— Entries supplied —
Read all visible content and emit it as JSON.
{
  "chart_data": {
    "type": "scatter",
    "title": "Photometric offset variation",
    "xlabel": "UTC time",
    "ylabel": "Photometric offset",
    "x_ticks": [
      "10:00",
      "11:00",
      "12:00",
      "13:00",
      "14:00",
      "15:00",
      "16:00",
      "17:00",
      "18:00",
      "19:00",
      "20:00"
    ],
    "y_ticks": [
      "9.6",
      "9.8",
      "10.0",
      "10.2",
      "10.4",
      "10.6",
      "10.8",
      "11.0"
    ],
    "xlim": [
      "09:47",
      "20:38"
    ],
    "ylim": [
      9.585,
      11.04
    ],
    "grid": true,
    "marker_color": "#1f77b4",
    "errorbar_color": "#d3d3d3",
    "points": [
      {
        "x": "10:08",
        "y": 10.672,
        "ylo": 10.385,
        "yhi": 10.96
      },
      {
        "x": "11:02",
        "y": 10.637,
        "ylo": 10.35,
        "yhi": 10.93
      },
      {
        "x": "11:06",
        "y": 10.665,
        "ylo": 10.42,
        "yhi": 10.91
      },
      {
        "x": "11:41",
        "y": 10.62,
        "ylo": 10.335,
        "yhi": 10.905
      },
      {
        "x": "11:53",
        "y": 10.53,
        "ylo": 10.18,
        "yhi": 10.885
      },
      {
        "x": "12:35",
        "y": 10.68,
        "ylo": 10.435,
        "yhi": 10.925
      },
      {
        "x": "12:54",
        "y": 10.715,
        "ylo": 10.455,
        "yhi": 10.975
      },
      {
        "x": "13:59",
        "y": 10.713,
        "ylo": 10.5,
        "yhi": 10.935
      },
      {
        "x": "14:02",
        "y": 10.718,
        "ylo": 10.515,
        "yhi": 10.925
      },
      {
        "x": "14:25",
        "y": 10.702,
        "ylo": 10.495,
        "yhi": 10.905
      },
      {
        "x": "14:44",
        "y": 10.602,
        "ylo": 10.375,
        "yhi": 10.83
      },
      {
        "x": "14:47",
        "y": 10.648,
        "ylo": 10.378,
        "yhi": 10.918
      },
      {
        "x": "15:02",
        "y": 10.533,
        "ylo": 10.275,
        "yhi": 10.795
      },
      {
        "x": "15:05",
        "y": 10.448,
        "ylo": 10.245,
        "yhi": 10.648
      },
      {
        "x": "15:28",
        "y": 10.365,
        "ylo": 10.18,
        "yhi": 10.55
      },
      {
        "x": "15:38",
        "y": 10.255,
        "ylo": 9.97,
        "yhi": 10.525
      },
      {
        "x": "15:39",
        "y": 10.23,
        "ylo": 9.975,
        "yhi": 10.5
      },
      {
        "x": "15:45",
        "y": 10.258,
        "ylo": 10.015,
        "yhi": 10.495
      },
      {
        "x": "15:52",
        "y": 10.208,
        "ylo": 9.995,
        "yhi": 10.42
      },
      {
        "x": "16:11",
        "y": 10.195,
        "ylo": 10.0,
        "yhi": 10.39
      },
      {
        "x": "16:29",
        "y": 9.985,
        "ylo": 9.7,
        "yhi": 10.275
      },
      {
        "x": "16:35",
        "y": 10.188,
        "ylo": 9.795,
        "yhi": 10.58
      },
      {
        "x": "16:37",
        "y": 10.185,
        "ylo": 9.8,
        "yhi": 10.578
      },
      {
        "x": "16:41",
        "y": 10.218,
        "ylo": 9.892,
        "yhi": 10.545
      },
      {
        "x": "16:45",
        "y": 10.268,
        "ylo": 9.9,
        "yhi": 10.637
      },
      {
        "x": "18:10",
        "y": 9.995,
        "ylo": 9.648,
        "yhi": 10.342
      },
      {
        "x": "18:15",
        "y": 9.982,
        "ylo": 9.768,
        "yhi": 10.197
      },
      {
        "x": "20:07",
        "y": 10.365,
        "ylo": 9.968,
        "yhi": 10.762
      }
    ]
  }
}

--

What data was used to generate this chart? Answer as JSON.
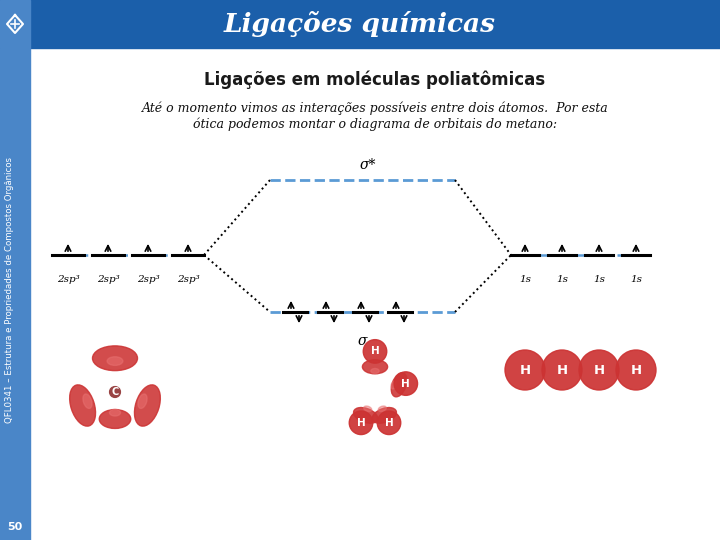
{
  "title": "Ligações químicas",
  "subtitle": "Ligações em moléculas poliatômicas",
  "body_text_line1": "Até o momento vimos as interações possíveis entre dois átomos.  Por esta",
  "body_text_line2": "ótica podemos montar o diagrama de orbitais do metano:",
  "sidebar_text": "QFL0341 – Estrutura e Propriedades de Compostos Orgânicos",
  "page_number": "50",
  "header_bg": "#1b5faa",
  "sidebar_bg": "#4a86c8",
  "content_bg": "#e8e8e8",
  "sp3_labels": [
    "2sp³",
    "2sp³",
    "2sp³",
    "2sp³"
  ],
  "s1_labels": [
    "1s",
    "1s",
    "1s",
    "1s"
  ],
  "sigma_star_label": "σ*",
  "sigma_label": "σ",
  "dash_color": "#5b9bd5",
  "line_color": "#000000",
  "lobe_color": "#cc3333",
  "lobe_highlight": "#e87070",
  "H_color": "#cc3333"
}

...

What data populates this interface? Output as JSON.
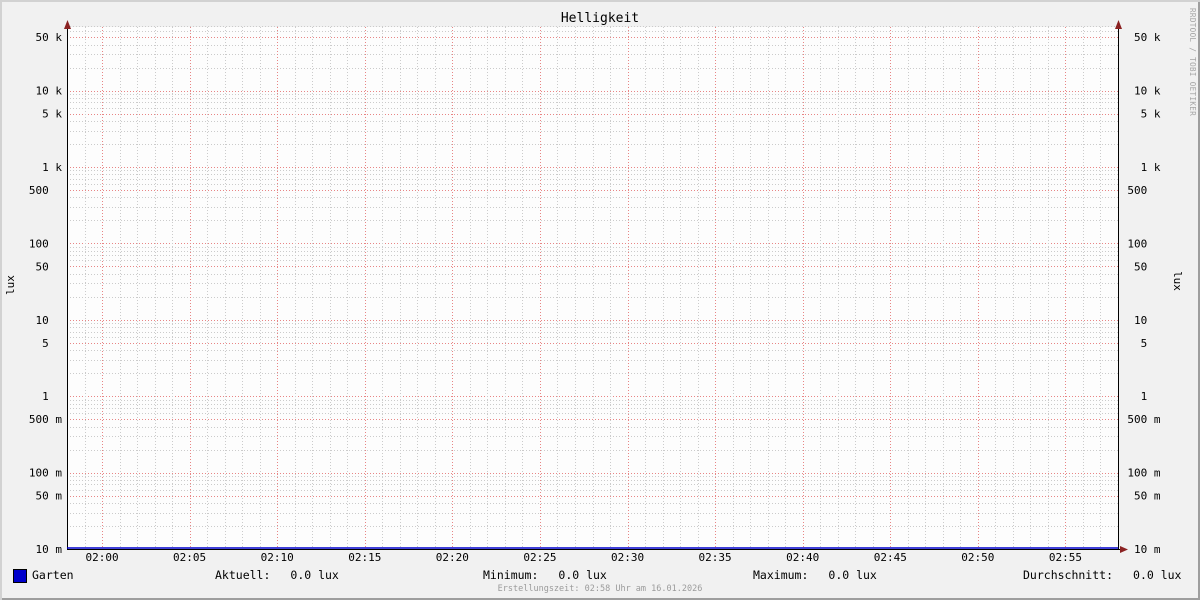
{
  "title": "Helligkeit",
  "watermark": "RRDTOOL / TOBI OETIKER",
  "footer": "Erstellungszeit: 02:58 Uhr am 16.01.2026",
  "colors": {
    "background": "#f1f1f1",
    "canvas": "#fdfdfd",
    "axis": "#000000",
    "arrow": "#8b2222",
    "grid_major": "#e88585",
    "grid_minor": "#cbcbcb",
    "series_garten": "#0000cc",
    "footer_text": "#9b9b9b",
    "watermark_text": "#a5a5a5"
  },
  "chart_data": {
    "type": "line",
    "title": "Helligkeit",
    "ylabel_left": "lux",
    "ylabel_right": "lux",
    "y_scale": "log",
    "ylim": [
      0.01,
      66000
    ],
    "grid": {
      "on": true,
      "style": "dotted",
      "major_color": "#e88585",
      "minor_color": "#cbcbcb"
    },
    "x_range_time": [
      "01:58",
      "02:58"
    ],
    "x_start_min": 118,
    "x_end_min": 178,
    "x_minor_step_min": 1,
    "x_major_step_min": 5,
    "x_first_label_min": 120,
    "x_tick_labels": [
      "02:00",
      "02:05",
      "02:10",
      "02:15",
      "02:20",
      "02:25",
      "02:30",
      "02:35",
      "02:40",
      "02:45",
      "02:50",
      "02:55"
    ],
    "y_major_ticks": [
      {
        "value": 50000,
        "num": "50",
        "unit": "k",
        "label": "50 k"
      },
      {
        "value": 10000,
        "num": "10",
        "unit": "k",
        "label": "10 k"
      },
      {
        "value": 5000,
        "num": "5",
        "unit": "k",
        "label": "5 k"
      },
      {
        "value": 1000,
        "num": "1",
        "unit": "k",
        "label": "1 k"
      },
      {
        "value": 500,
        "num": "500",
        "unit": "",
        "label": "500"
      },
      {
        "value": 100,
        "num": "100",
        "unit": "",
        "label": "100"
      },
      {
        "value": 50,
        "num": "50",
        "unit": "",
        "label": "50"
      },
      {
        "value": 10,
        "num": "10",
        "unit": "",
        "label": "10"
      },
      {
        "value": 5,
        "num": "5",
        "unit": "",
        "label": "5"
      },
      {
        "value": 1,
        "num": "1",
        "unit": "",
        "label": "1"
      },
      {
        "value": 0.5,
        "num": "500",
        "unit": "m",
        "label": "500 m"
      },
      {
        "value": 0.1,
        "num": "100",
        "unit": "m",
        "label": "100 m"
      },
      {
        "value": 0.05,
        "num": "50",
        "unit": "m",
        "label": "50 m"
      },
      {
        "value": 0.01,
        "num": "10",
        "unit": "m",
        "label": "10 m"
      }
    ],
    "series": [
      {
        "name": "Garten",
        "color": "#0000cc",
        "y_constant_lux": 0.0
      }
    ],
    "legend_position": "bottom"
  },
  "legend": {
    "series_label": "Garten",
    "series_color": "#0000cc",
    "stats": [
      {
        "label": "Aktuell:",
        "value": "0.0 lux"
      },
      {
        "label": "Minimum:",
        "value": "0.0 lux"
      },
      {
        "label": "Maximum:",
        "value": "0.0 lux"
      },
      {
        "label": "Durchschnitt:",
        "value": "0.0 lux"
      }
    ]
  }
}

— Your goal —
Write only the number of lines in the records that include the word "What".

— Exercise answer —
2